Start of Rows
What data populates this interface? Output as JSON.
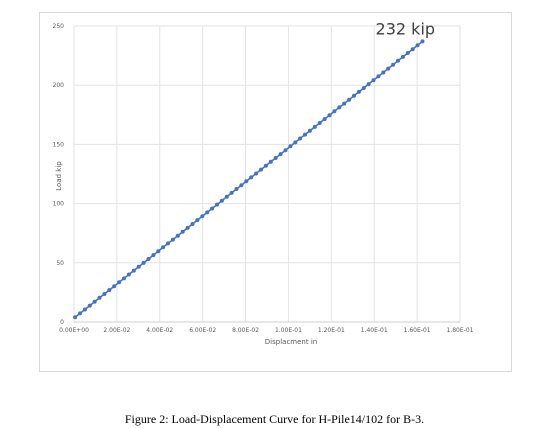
{
  "caption": "Figure 2: Load-Displacement Curve for H-Pile14/102 for B-3.",
  "chart_data": {
    "type": "line",
    "title": "",
    "xlabel": "Displacment in",
    "ylabel": "Load kip",
    "xlim": [
      0,
      0.18
    ],
    "ylim": [
      0,
      250
    ],
    "x_ticks": [
      0,
      0.02,
      0.04,
      0.06,
      0.08,
      0.1,
      0.12,
      0.14,
      0.16,
      0.18
    ],
    "x_tick_labels": [
      "0.00E+00",
      "2.00E-02",
      "4.00E-02",
      "6.00E-02",
      "8.00E-02",
      "1.00E-01",
      "1.20E-01",
      "1.40E-01",
      "1.60E-01",
      "1.80E-01"
    ],
    "y_ticks": [
      0,
      50,
      100,
      150,
      200,
      250
    ],
    "y_tick_labels": [
      "0",
      "50",
      "100",
      "150",
      "200",
      "250"
    ],
    "grid": true,
    "legend": "none",
    "marker": "circle",
    "series_color": "#4472c4",
    "annotation": {
      "text": "232 kip",
      "x": 0.1545,
      "y": 243
    },
    "series": [
      {
        "start": {
          "x": 0.0005,
          "y": 4
        },
        "end": {
          "x": 0.1625,
          "y": 237
        },
        "points": 72
      }
    ]
  }
}
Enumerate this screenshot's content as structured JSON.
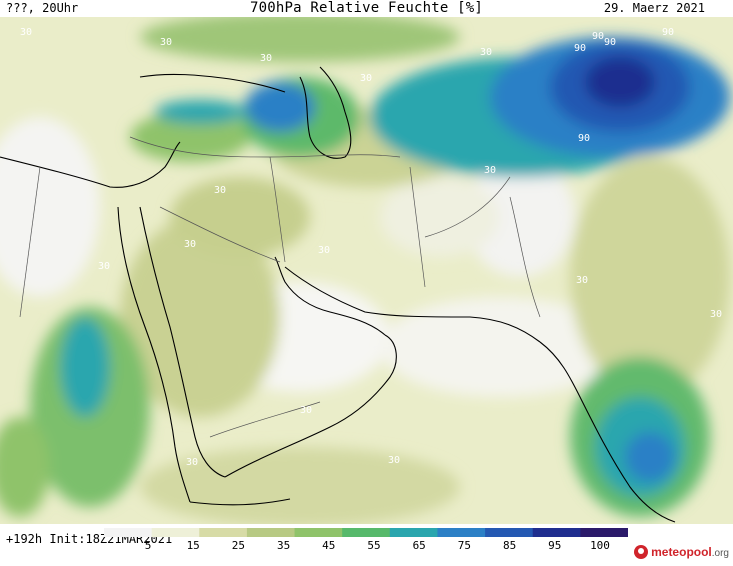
{
  "header": {
    "left": "???, 20Uhr",
    "title": "700hPa Relative Feuchte [%]",
    "right": "29. Maerz 2021"
  },
  "footer": {
    "lead": "+192h Init:18Z21MAR2021",
    "brand_main": "meteopool",
    "brand_tld": ".org"
  },
  "legend": {
    "labels": [
      "5",
      "15",
      "25",
      "35",
      "45",
      "55",
      "65",
      "75",
      "85",
      "95",
      "100"
    ],
    "colors": [
      "#f3f3f3",
      "#eef0d8",
      "#d7dba6",
      "#b7c983",
      "#8fc36a",
      "#57b96b",
      "#2aa6ae",
      "#2c80c6",
      "#2458b2",
      "#1f2e8f",
      "#2b1a6a"
    ]
  },
  "contour_labels": [
    {
      "text": "30",
      "where": "mediterranean"
    },
    {
      "text": "30",
      "where": "turkey"
    },
    {
      "text": "30",
      "where": "black-sea"
    },
    {
      "text": "30",
      "where": "caspian"
    },
    {
      "text": "30",
      "where": "central-asia"
    },
    {
      "text": "90",
      "where": "tibet"
    },
    {
      "text": "90",
      "where": "tibet"
    },
    {
      "text": "90",
      "where": "tibet"
    },
    {
      "text": "90",
      "where": "tibet"
    },
    {
      "text": "90",
      "where": "himalaya"
    },
    {
      "text": "30",
      "where": "iraq"
    },
    {
      "text": "30",
      "where": "arabia"
    },
    {
      "text": "30",
      "where": "iran"
    },
    {
      "text": "30",
      "where": "afghanistan"
    },
    {
      "text": "30",
      "where": "india"
    },
    {
      "text": "30",
      "where": "arabian-sea"
    },
    {
      "text": "30",
      "where": "africa"
    },
    {
      "text": "30",
      "where": "yemen"
    },
    {
      "text": "30",
      "where": "indian-ocean"
    },
    {
      "text": "30",
      "where": "bay-of-bengal"
    }
  ]
}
End of Rows
#### To be done:
Copy out all of the material exactly as written, without its pictures.

#### Task answer:
What data populates this interface? Output as JSON.
{
  "caption": "Figure 2: Load-Displacement Curve for H-Pile14/102 for B-3.",
  "chart_data": {
    "type": "line",
    "title": "",
    "xlabel": "Displacment in",
    "ylabel": "Load kip",
    "xlim": [
      0,
      0.18
    ],
    "ylim": [
      0,
      250
    ],
    "x_ticks": [
      0,
      0.02,
      0.04,
      0.06,
      0.08,
      0.1,
      0.12,
      0.14,
      0.16,
      0.18
    ],
    "x_tick_labels": [
      "0.00E+00",
      "2.00E-02",
      "4.00E-02",
      "6.00E-02",
      "8.00E-02",
      "1.00E-01",
      "1.20E-01",
      "1.40E-01",
      "1.60E-01",
      "1.80E-01"
    ],
    "y_ticks": [
      0,
      50,
      100,
      150,
      200,
      250
    ],
    "y_tick_labels": [
      "0",
      "50",
      "100",
      "150",
      "200",
      "250"
    ],
    "grid": true,
    "legend": "none",
    "marker": "circle",
    "series_color": "#4472c4",
    "annotation": {
      "text": "232 kip",
      "x": 0.1545,
      "y": 243
    },
    "series": [
      {
        "start": {
          "x": 0.0005,
          "y": 4
        },
        "end": {
          "x": 0.1625,
          "y": 237
        },
        "points": 72
      }
    ]
  }
}
Enumerate this screenshot's content as structured JSON.
{
  "header": {
    "left": "???, 20Uhr",
    "title": "700hPa Relative Feuchte [%]",
    "right": "29. Maerz 2021"
  },
  "footer": {
    "lead": "+192h Init:18Z21MAR2021",
    "brand_main": "meteopool",
    "brand_tld": ".org"
  },
  "legend": {
    "labels": [
      "5",
      "15",
      "25",
      "35",
      "45",
      "55",
      "65",
      "75",
      "85",
      "95",
      "100"
    ],
    "colors": [
      "#f3f3f3",
      "#eef0d8",
      "#d7dba6",
      "#b7c983",
      "#8fc36a",
      "#57b96b",
      "#2aa6ae",
      "#2c80c6",
      "#2458b2",
      "#1f2e8f",
      "#2b1a6a"
    ]
  },
  "contour_labels": [
    {
      "text": "30",
      "where": "mediterranean"
    },
    {
      "text": "30",
      "where": "turkey"
    },
    {
      "text": "30",
      "where": "black-sea"
    },
    {
      "text": "30",
      "where": "caspian"
    },
    {
      "text": "30",
      "where": "central-asia"
    },
    {
      "text": "90",
      "where": "tibet"
    },
    {
      "text": "90",
      "where": "tibet"
    },
    {
      "text": "90",
      "where": "tibet"
    },
    {
      "text": "90",
      "where": "tibet"
    },
    {
      "text": "90",
      "where": "himalaya"
    },
    {
      "text": "30",
      "where": "iraq"
    },
    {
      "text": "30",
      "where": "arabia"
    },
    {
      "text": "30",
      "where": "iran"
    },
    {
      "text": "30",
      "where": "afghanistan"
    },
    {
      "text": "30",
      "where": "india"
    },
    {
      "text": "30",
      "where": "arabian-sea"
    },
    {
      "text": "30",
      "where": "africa"
    },
    {
      "text": "30",
      "where": "yemen"
    },
    {
      "text": "30",
      "where": "indian-ocean"
    },
    {
      "text": "30",
      "where": "bay-of-bengal"
    }
  ]
}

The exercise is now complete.